## Task to complete:
Your answer should be one number: the count of lines in these entries that hold the word "objetos".

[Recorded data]
※

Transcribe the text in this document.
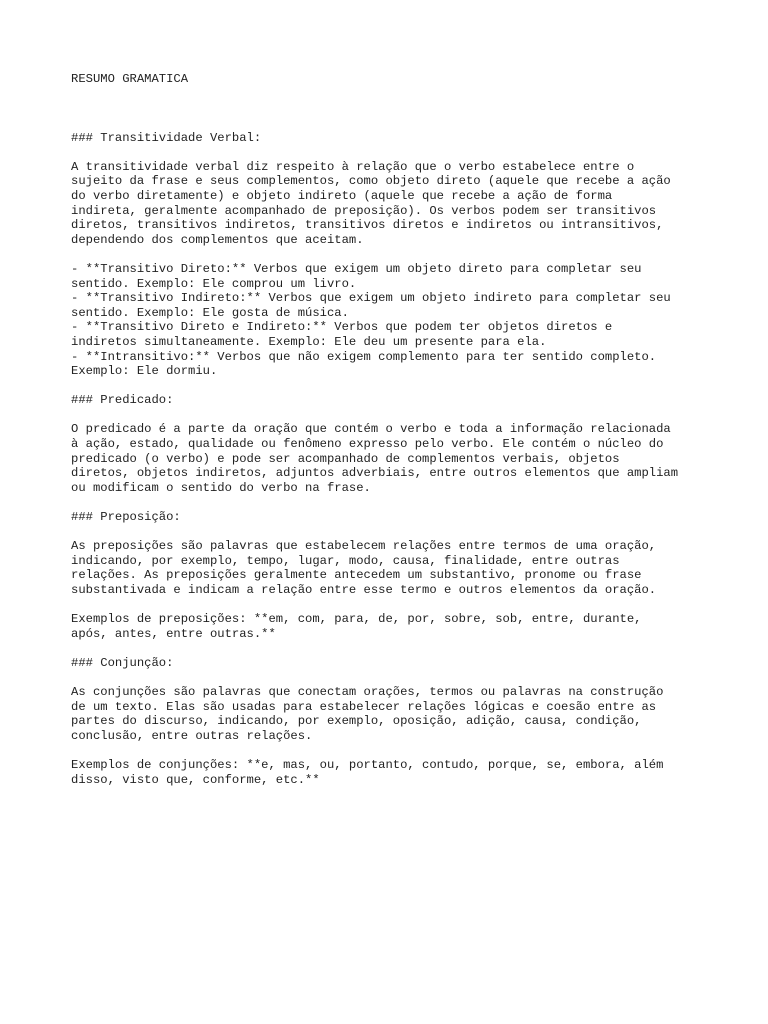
RESUMO GRAMATICA
### Transitividade Verbal:
A transitividade verbal diz respeito à relação que o verbo estabelece entre o
sujeito da frase e seus complementos, como objeto direto (aquele que recebe a ação
do verbo diretamente) e objeto indireto (aquele que recebe a ação de forma
indireta, geralmente acompanhado de preposição). Os verbos podem ser transitivos
diretos, transitivos indiretos, transitivos diretos e indiretos ou intransitivos,
dependendo dos complementos que aceitam.
- **Transitivo Direto:** Verbos que exigem um objeto direto para completar seu
sentido. Exemplo: Ele comprou um livro.
- **Transitivo Indireto:** Verbos que exigem um objeto indireto para completar seu
sentido. Exemplo: Ele gosta de música.
- **Transitivo Direto e Indireto:** Verbos que podem ter objetos diretos e
indiretos simultaneamente. Exemplo: Ele deu um presente para ela.
- **Intransitivo:** Verbos que não exigem complemento para ter sentido completo.
Exemplo: Ele dormiu.
### Predicado:
O predicado é a parte da oração que contém o verbo e toda a informação relacionada
à ação, estado, qualidade ou fenômeno expresso pelo verbo. Ele contém o núcleo do
predicado (o verbo) e pode ser acompanhado de complementos verbais, objetos
diretos, objetos indiretos, adjuntos adverbiais, entre outros elementos que ampliam
ou modificam o sentido do verbo na frase.
### Preposição:
As preposições são palavras que estabelecem relações entre termos de uma oração,
indicando, por exemplo, tempo, lugar, modo, causa, finalidade, entre outras
relações. As preposições geralmente antecedem um substantivo, pronome ou frase
substantivada e indicam a relação entre esse termo e outros elementos da oração.
Exemplos de preposições: **em, com, para, de, por, sobre, sob, entre, durante,
após, antes, entre outras.**
### Conjunção:
As conjunções são palavras que conectam orações, termos ou palavras na construção
de um texto. Elas são usadas para estabelecer relações lógicas e coesão entre as
partes do discurso, indicando, por exemplo, oposição, adição, causa, condição,
conclusão, entre outras relações.
Exemplos de conjunções: **e, mas, ou, portanto, contudo, porque, se, embora, além
disso, visto que, conforme, etc.**
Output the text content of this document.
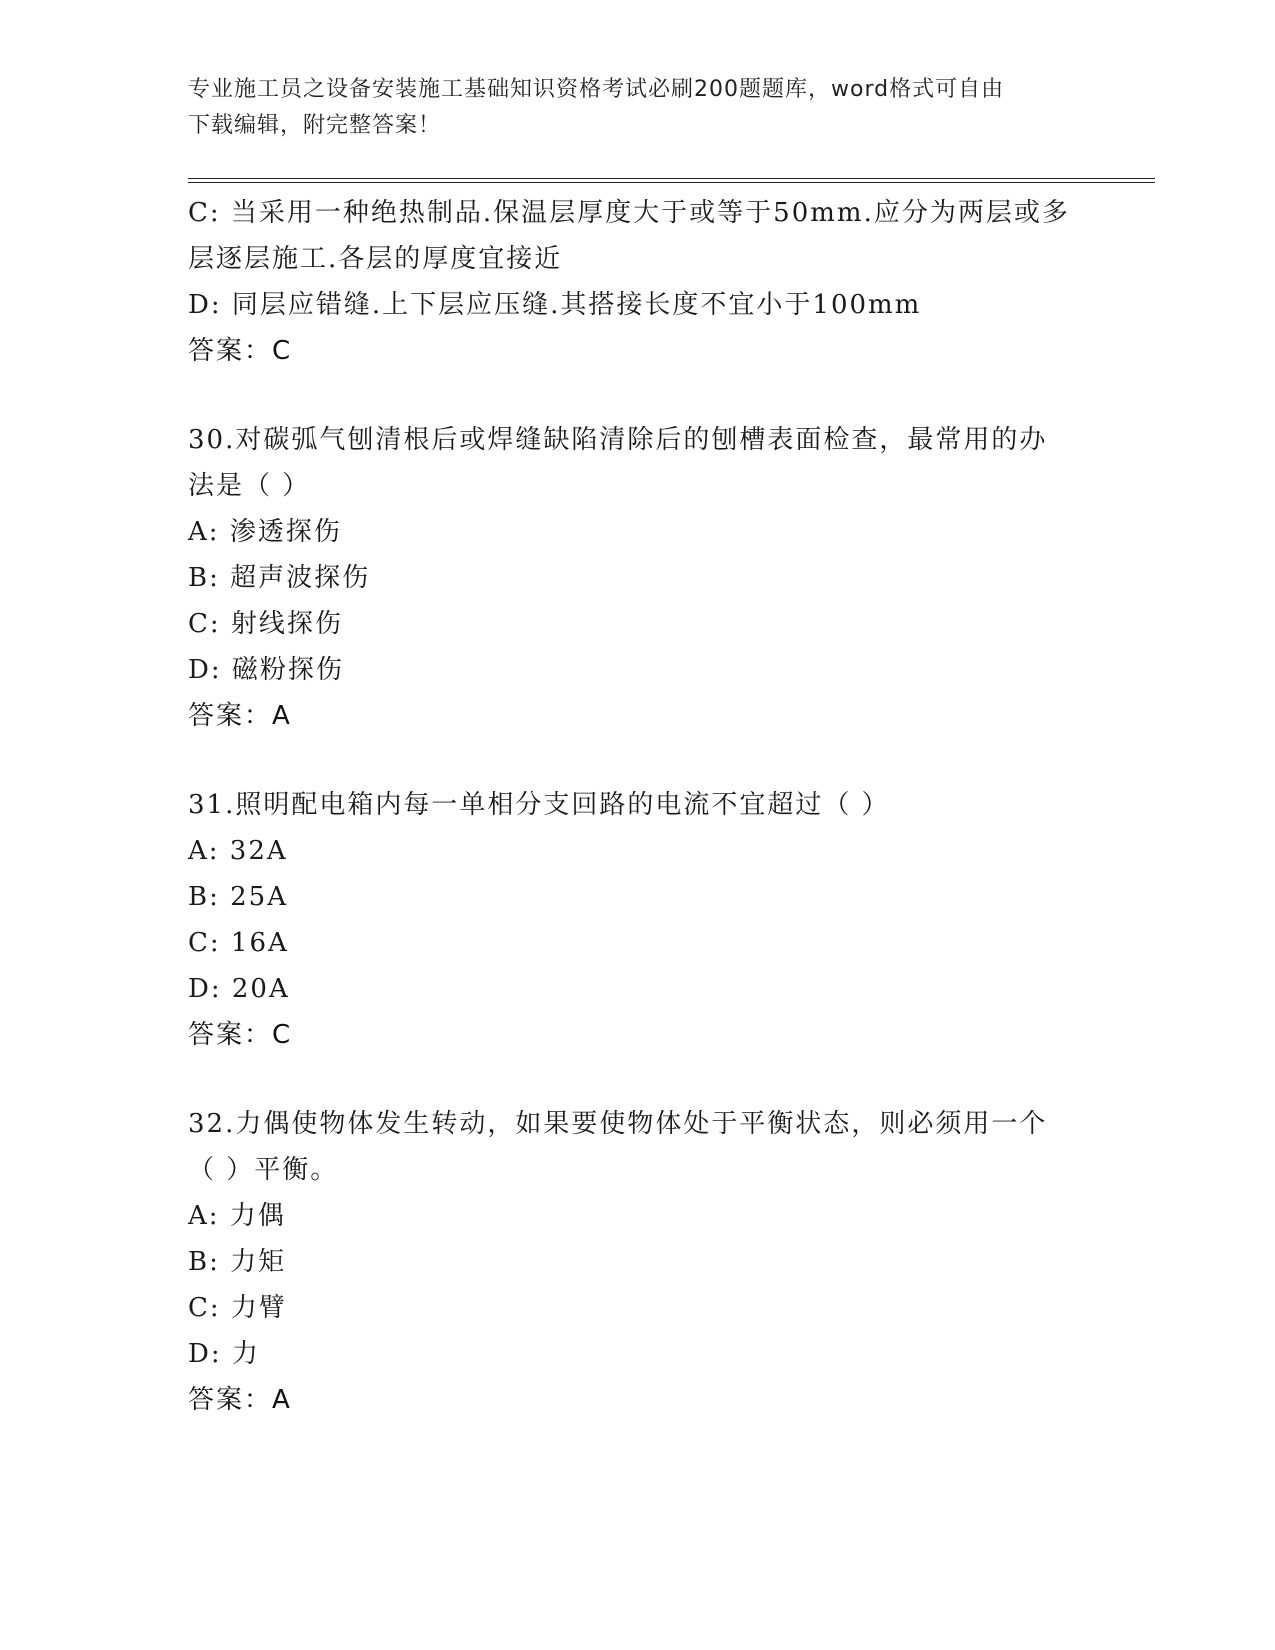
专业施工员之设备安装施工基础知识资格考试必刷200题题库，word格式可自由
下载编辑，附完整答案！
C: 当采用一种绝热制品.保温层厚度大于或等于50mm.应分为两层或多
层逐层施工.各层的厚度宜接近
D: 同层应错缝.上下层应压缝.其搭接长度不宜小于100mm
答案：C
30.对碳弧气刨清根后或焊缝缺陷清除后的刨槽表面检查，最常用的办
法是（ ）
A: 渗透探伤
B: 超声波探伤
C: 射线探伤
D: 磁粉探伤
答案：A
31.照明配电箱内每一单相分支回路的电流不宜超过（ ）
A: 32A
B: 25A
C: 16A
D: 20A
答案：C
32.力偶使物体发生转动，如果要使物体处于平衡状态，则必须用一个
（ ）平衡。
A: 力偶
B: 力矩
C: 力臂
D: 力
答案：A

※

## Result of this exercise:
3